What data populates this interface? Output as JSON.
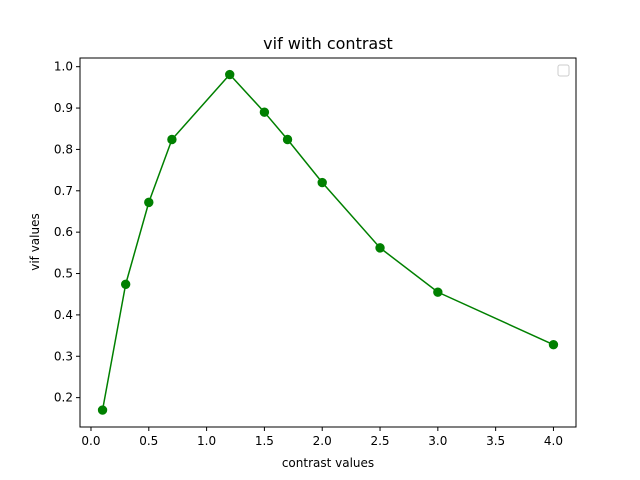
{
  "chart_data": {
    "type": "line",
    "title": "vif with contrast",
    "xlabel": "contrast values",
    "ylabel": "vif values",
    "xlim": [
      -0.095,
      4.195
    ],
    "ylim": [
      0.129,
      1.021
    ],
    "xticks": [
      0.0,
      0.5,
      1.0,
      1.5,
      2.0,
      2.5,
      3.0,
      3.5,
      4.0
    ],
    "xtick_labels": [
      "0.0",
      "0.5",
      "1.0",
      "1.5",
      "2.0",
      "2.5",
      "3.0",
      "3.5",
      "4.0"
    ],
    "yticks": [
      0.2,
      0.3,
      0.4,
      0.5,
      0.6,
      0.7,
      0.8,
      0.9,
      1.0
    ],
    "ytick_labels": [
      "0.2",
      "0.3",
      "0.4",
      "0.5",
      "0.6",
      "0.7",
      "0.8",
      "0.9",
      "1.0"
    ],
    "grid": false,
    "legend": {
      "placement": "upper-right",
      "entries": []
    },
    "series": [
      {
        "color": "#008000",
        "marker": "circle",
        "x": [
          0.1,
          0.3,
          0.5,
          0.7,
          1.2,
          1.5,
          1.7,
          2.0,
          2.5,
          3.0,
          4.0
        ],
        "y": [
          0.17,
          0.474,
          0.672,
          0.824,
          0.981,
          0.89,
          0.824,
          0.72,
          0.562,
          0.455,
          0.328
        ]
      }
    ]
  }
}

_ _ _ _ _ _ _

[TASK OBJECTIVE]: Find all lines holding the string "values" and copy them.

[ANSWER TO THIS EXERCISE]:
    "xlabel": "contrast values",
    "ylabel": "vif values",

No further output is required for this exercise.